* _TASK STATEMENT_
Omit all images, then return the remaining material exactly as it stands.

___ INPUT ROWS ___

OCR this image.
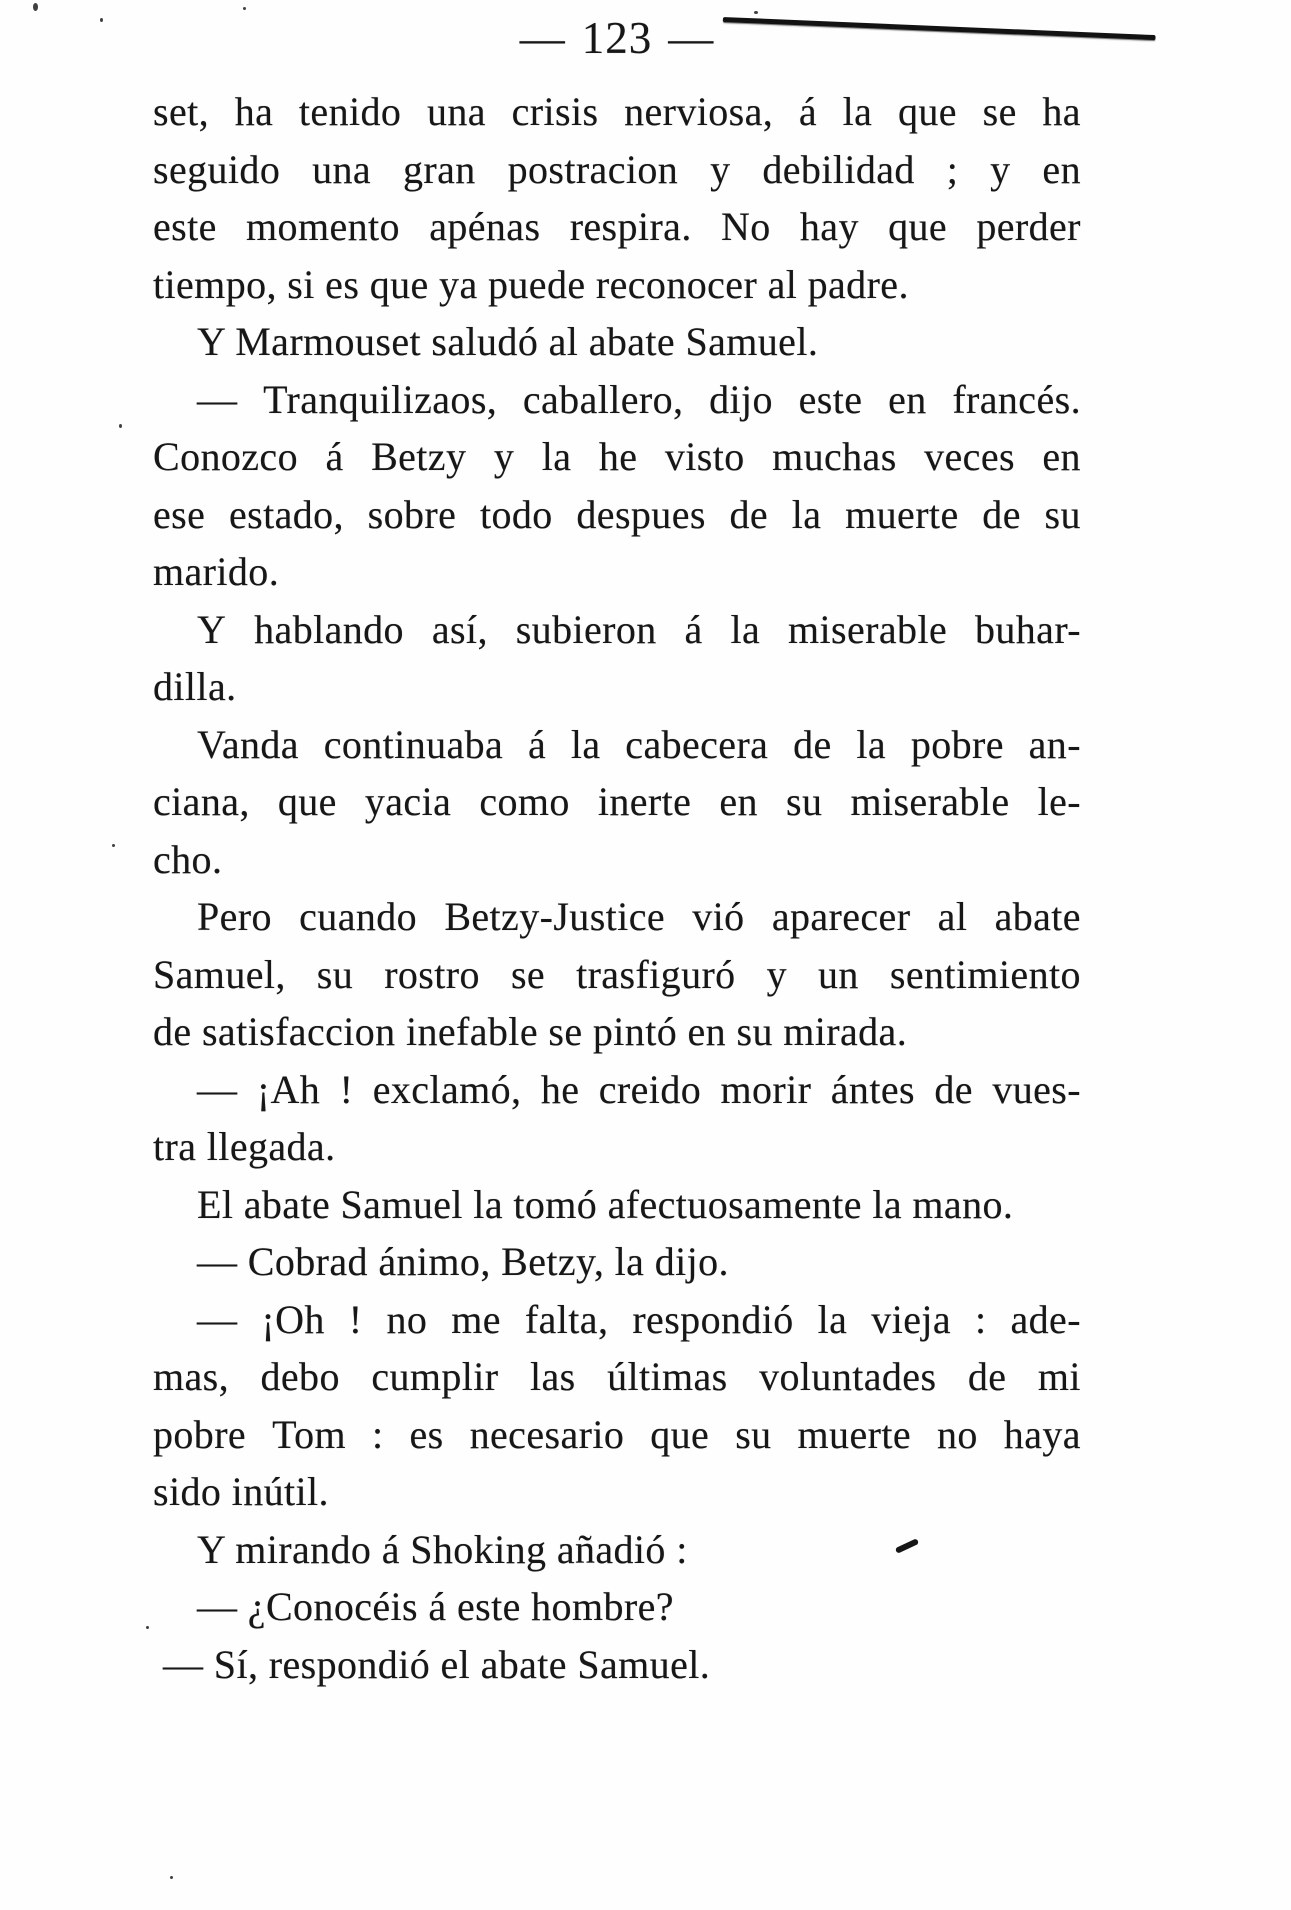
— 123 —
set, ha tenido una crisis nerviosa, á la que se ha
seguido una gran postracion y debilidad ; y en
este momento apénas respira. No hay que perder
tiempo, si es que ya puede reconocer al padre.
Y Marmouset saludó al abate Samuel.
— Tranquilizaos, caballero, dijo este en francés.
Conozco á Betzy y la he visto muchas veces en
ese estado, sobre todo despues de la muerte de su
marido.
Y hablando así, subieron á la miserable buhar-
dilla.
Vanda continuaba á la cabecera de la pobre an-
ciana, que yacia como inerte en su miserable le-
cho.
Pero cuando Betzy-Justice vió aparecer al abate
Samuel, su rostro se trasfiguró y un sentimiento
de satisfaccion inefable se pintó en su mirada.
— ¡Ah ! exclamó, he creido morir ántes de vues-
tra llegada.
El abate Samuel la tomó afectuosamente la mano.
— Cobrad ánimo, Betzy, la dijo.
— ¡Oh ! no me falta, respondió la vieja : ade-
mas, debo cumplir las últimas voluntades de mi
pobre Tom : es necesario que su muerte no haya
sido inútil.
Y mirando á Shoking añadió :
— ¿Conocéis á este hombre?
— Sí, respondió el abate Samuel.
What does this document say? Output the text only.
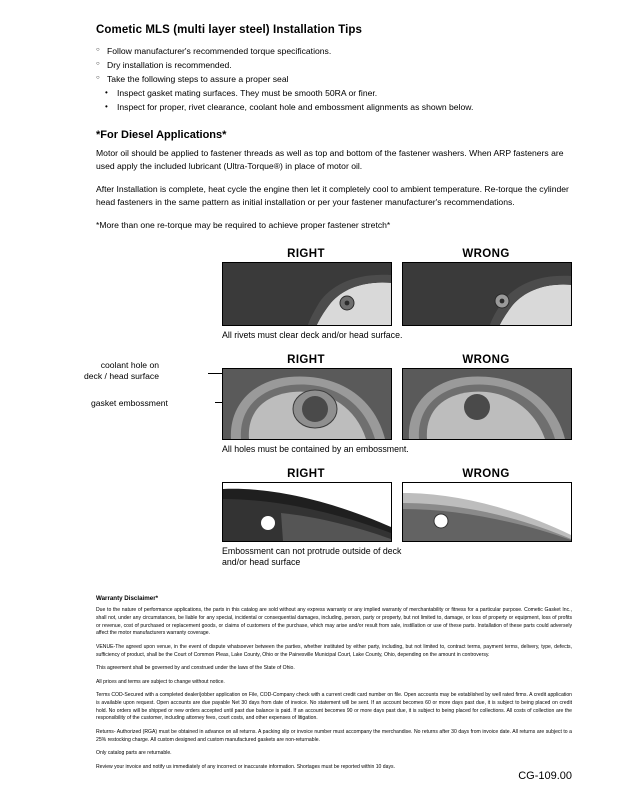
Cometic MLS (multi layer steel) Installation Tips
○ Follow manufacturer's recommended torque specifications.
○ Dry installation is recommended.
○ Take the following steps to assure a proper seal
• Inspect gasket mating surfaces. They must be smooth 50RA or finer.
• Inspect for proper, rivet clearance, coolant hole and embossment alignments as shown below.
*For Diesel Applications*

Motor oil should be applied to fastener threads as well as top and bottom of the fastener washers. When ARP fasteners are used apply the included lubricant (Ultra-Torque®) in place of motor oil.

After Installation is complete, heat cycle the engine then let it completely cool to ambient temperature. Re-torque the cylinder head fasteners in the same pattern as initial installation or per your fastener manufacturer's recommendations.

*More than one re-torque may be required to achieve proper fastener stretch*

RIGHT	WRONG
All rivets must clear deck and/or head surface.
coolant hole on
deck / head surface
gasket embossment
RIGHT	WRONG
All holes must be contained by an embossment.
RIGHT	WRONG
Embossment can not protrude outside of deck
and/or head surface
Warranty Disclaimer*

Due to the nature of performance applications, the parts in this catalog are sold without any express warranty or any implied warranty of merchantability or fitness for a particular purpose. Cometic Gasket Inc., shall not, under any circumstances, be liable for any special, incidental or consequential damages, including, person, party or property, but not limited to, damage, or loss of property or equipment, loss of profits or revenue, cost of purchased or replacement goods, or claims of customers of the purchase, which may arise and/or result from sale, instillation or use of these parts. Installation of these parts could adversely affect the motor manufacturers warranty coverage.

VENUE-The agreed upon venue, in the event of dispute whatsoever between the parties, whether instituted by either party, including, but not limited to, contract terms, payment terms, delivery, type, defects, sufficiency of product, shall be the Court of Common Pleas, Lake County, Ohio or the Painesville Municipal Court, Lake County, Ohio, depending on the amount in controversy.

This agreement shall be governed by and construed under the laws of the State of Ohio.

All prices and terms are subject to change without notice.

Terms COD-Secured with a completed dealer/jobber application on File, COD-Company check with a current credit card number on file. Open accounts may be established by well rated firms. A credit application is available upon request. Open accounts are due payable Net 30 days from date of invoice. No statement will be sent. If an account becomes 60 or more days past due, it is subject to being placed on credit hold. No orders will be shipped or new orders accepted until past due balance is paid. If an account becomes 90 or more days past due, it is subject to being placed for collections. All costs of collection are the responsibility of the customer, including attorney fees, court costs, and other expenses of litigation.

Returns- Authorized (RGA) must be obtained in advance on all returns. A packing slip or invoice number must accompany the merchandise. No returns after 30 days from invoice date. All returns are subject to a 25% restocking charge. All custom designed and custom manufactured gaskets are non-returnable.

Only catalog parts are returnable.

Review your invoice and notify us immediately of any incorrect or inaccurate information. Shortages must be reported within 10 days.

CG-109.00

___

* _ANSWER TO THIS PROBLEM_
OCR this image.
— 123 —
set, ha tenido una crisis nerviosa, á la que se ha
seguido una gran postracion y debilidad ; y en
este momento apénas respira. No hay que perder
tiempo, si es que ya puede reconocer al padre.
Y Marmouset saludó al abate Samuel.
— Tranquilizaos, caballero, dijo este en francés.
Conozco á Betzy y la he visto muchas veces en
ese estado, sobre todo despues de la muerte de su
marido.
Y hablando así, subieron á la miserable buhar-
dilla.
Vanda continuaba á la cabecera de la pobre an-
ciana, que yacia como inerte en su miserable le-
cho.
Pero cuando Betzy-Justice vió aparecer al abate
Samuel, su rostro se trasfiguró y un sentimiento
de satisfaccion inefable se pintó en su mirada.
— ¡Ah ! exclamó, he creido morir ántes de vues-
tra llegada.
El abate Samuel la tomó afectuosamente la mano.
— Cobrad ánimo, Betzy, la dijo.
— ¡Oh ! no me falta, respondió la vieja : ade-
mas, debo cumplir las últimas voluntades de mi
pobre Tom : es necesario que su muerte no haya
sido inútil.
Y mirando á Shoking añadió :
— ¿Conocéis á este hombre?
— Sí, respondió el abate Samuel.
What does this document say? Output the text only.
Cometic MLS (multi layer steel) Installation Tips
○ Follow manufacturer's recommended torque specifications.
○ Dry installation is recommended.
○ Take the following steps to assure a proper seal
• Inspect gasket mating surfaces. They must be smooth 50RA or finer.
• Inspect for proper, rivet clearance, coolant hole and embossment alignments as shown below.
*For Diesel Applications*

Motor oil should be applied to fastener threads as well as top and bottom of the fastener washers. When ARP fasteners are used apply the included lubricant (Ultra-Torque®) in place of motor oil.

After Installation is complete, heat cycle the engine then let it completely cool to ambient temperature. Re-torque the cylinder head fasteners in the same pattern as initial installation or per your fastener manufacturer's recommendations.

*More than one re-torque may be required to achieve proper fastener stretch*

RIGHT	WRONG
All rivets must clear deck and/or head surface.
coolant hole on
deck / head surface
gasket embossment
RIGHT	WRONG
All holes must be contained by an embossment.
RIGHT	WRONG
Embossment can not protrude outside of deck
and/or head surface
Warranty Disclaimer*

Due to the nature of performance applications, the parts in this catalog are sold without any express warranty or any implied warranty of merchantability or fitness for a particular purpose. Cometic Gasket Inc., shall not, under any circumstances, be liable for any special, incidental or consequential damages, including, person, party or property, but not limited to, damage, or loss of property or equipment, loss of profits or revenue, cost of purchased or replacement goods, or claims of customers of the purchase, which may arise and/or result from sale, instillation or use of these parts. Installation of these parts could adversely affect the motor manufacturers warranty coverage.

VENUE-The agreed upon venue, in the event of dispute whatsoever between the parties, whether instituted by either party, including, but not limited to, contract terms, payment terms, delivery, type, defects, sufficiency of product, shall be the Court of Common Pleas, Lake County, Ohio or the Painesville Municipal Court, Lake County, Ohio, depending on the amount in controversy.

This agreement shall be governed by and construed under the laws of the State of Ohio.

All prices and terms are subject to change without notice.

Terms COD-Secured with a completed dealer/jobber application on File, COD-Company check with a current credit card number on file. Open accounts may be established by well rated firms. A credit application is available upon request. Open accounts are due payable Net 30 days from date of invoice. No statement will be sent. If an account becomes 60 or more days past due, it is subject to being placed on credit hold. No orders will be shipped or new orders accepted until past due balance is paid. If an account becomes 90 or more days past due, it is subject to being placed for collections. All costs of collection are the responsibility of the customer, including attorney fees, court costs, and other expenses of litigation.

Returns- Authorized (RGA) must be obtained in advance on all returns. A packing slip or invoice number must accompany the merchandise. No returns after 30 days from invoice date. All returns are subject to a 25% restocking charge. All custom designed and custom manufactured gaskets are non-returnable.

Only catalog parts are returnable.

Review your invoice and notify us immediately of any incorrect or inaccurate information. Shortages must be reported within 10 days.

CG-109.00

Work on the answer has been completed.